---------- PROVIDED DATA

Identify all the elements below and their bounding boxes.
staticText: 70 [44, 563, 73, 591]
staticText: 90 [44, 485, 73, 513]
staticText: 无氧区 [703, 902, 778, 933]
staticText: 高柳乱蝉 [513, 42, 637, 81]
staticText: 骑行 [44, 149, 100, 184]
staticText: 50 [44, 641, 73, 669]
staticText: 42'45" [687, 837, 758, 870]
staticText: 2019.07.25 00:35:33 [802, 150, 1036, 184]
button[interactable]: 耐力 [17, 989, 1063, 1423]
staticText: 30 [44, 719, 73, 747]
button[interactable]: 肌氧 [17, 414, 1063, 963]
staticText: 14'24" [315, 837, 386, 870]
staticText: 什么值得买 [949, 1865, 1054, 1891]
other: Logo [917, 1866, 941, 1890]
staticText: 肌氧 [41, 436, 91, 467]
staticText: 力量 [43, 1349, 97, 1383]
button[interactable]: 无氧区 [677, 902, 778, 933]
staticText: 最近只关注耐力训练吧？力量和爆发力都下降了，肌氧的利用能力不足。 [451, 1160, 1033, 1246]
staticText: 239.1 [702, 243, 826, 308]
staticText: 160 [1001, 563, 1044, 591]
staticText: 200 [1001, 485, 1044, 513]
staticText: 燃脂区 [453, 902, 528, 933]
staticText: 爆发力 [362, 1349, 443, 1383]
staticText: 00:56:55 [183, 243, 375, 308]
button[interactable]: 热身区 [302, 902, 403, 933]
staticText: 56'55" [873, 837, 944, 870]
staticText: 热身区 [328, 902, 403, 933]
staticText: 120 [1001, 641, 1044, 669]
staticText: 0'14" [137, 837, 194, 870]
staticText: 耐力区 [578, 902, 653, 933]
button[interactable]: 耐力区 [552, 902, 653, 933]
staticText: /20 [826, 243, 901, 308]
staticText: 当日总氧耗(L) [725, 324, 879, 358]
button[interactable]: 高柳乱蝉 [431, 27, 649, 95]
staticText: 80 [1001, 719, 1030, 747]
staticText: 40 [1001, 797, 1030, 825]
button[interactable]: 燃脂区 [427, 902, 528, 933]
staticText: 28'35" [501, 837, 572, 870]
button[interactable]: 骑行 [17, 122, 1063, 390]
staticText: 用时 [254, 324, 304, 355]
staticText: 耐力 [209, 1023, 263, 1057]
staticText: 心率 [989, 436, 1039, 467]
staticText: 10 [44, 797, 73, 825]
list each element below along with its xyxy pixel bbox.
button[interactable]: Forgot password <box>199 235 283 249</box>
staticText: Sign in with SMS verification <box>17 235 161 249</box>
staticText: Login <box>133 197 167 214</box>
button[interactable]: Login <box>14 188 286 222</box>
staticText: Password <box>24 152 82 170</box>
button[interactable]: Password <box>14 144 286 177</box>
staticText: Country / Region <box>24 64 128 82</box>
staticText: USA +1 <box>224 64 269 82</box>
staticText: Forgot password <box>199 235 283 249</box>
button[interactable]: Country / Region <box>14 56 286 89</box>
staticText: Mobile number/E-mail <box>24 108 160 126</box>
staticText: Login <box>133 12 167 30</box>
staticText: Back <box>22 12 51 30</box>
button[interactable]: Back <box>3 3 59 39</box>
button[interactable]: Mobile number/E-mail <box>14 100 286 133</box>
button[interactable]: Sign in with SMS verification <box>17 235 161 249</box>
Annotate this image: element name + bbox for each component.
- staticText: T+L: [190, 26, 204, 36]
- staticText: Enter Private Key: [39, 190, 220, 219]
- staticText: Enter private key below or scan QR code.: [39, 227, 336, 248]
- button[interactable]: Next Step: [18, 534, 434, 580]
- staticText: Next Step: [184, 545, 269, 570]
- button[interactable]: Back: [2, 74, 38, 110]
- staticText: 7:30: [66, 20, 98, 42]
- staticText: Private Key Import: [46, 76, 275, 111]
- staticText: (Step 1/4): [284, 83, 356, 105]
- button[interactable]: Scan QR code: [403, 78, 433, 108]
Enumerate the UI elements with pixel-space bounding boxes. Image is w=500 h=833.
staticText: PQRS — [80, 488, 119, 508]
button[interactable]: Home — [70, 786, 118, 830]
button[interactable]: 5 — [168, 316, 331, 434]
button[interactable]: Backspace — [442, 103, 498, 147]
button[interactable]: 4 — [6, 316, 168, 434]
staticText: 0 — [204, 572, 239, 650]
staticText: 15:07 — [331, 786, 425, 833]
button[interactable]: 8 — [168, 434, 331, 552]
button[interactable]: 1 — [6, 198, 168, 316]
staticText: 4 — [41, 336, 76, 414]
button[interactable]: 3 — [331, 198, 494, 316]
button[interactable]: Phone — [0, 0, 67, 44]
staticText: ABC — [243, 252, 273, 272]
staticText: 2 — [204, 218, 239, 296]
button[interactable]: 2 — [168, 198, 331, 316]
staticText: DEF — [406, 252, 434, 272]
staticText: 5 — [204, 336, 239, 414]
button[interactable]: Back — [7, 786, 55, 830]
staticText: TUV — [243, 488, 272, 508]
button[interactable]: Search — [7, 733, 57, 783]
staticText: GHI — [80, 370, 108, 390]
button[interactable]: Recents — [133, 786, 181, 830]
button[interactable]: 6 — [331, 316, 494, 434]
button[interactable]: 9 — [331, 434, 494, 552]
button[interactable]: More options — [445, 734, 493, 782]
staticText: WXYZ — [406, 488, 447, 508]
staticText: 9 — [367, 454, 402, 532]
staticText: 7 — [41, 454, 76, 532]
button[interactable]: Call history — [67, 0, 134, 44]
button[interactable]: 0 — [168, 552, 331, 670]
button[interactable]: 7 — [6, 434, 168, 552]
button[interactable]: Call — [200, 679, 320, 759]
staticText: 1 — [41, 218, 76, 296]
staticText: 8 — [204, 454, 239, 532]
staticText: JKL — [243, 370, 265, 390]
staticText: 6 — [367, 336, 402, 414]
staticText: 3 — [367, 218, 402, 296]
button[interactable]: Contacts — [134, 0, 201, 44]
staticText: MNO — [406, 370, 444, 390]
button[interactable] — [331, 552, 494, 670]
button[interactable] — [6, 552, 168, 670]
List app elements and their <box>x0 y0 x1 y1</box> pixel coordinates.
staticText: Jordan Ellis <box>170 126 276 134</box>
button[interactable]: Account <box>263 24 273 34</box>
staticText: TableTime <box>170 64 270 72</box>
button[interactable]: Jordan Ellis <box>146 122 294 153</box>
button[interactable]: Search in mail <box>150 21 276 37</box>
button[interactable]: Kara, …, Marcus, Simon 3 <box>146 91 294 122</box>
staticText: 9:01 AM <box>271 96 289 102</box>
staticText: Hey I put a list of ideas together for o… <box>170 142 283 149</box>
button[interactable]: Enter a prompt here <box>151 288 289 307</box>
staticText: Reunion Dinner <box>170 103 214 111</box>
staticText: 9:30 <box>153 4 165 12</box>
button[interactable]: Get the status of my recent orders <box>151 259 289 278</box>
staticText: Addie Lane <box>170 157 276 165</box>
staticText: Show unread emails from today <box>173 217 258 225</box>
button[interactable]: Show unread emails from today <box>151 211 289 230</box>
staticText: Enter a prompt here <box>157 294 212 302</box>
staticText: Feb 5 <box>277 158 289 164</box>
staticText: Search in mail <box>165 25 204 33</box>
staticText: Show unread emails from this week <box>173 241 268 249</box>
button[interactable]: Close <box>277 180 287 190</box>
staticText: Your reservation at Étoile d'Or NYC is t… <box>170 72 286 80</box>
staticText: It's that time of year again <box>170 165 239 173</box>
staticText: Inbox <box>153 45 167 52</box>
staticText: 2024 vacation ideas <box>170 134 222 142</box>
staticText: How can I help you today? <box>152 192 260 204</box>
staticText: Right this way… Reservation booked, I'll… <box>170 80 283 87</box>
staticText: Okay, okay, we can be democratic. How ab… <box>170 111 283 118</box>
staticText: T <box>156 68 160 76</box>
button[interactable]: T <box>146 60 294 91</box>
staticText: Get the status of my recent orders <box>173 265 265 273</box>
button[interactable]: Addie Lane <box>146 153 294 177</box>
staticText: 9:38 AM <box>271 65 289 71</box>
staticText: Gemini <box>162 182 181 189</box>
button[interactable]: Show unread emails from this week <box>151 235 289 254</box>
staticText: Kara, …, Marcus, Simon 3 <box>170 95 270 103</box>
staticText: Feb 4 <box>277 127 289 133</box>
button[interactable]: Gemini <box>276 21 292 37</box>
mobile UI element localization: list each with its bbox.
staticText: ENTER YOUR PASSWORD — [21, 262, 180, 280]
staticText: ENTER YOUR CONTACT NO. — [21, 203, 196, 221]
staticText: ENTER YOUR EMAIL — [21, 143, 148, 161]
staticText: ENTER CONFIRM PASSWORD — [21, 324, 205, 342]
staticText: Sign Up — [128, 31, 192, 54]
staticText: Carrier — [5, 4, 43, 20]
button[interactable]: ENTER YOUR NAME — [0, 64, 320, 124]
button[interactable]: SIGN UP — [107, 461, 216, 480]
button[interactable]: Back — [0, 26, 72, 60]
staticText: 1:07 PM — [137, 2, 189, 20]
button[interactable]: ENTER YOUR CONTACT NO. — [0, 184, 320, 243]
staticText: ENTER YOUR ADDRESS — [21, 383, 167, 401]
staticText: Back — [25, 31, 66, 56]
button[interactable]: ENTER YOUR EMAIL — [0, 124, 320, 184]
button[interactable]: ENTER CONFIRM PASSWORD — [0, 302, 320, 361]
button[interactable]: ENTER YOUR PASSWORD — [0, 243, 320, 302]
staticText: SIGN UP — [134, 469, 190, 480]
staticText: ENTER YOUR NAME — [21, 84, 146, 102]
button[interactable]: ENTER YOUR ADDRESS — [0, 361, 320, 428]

--------------------

**YOUR TASK:**
Copy out the rows above word for word, starting at the first row and ending at the line that contains "staticText: 什么值得买 [949, 1865, 1054, 1891]", with both of those lines included.

**SOLUTION TO THIS PROBLEM:**
Identify all the elements below and their bounding boxes.
staticText: 70 [44, 563, 73, 591]
staticText: 90 [44, 485, 73, 513]
staticText: 无氧区 [703, 902, 778, 933]
staticText: 高柳乱蝉 [513, 42, 637, 81]
staticText: 骑行 [44, 149, 100, 184]
staticText: 50 [44, 641, 73, 669]
staticText: 42'45" [687, 837, 758, 870]
staticText: 2019.07.25 00:35:33 [802, 150, 1036, 184]
button[interactable]: 耐力 [17, 989, 1063, 1423]
staticText: 30 [44, 719, 73, 747]
button[interactable]: 肌氧 [17, 414, 1063, 963]
staticText: 14'24" [315, 837, 386, 870]
staticText: 什么值得买 [949, 1865, 1054, 1891]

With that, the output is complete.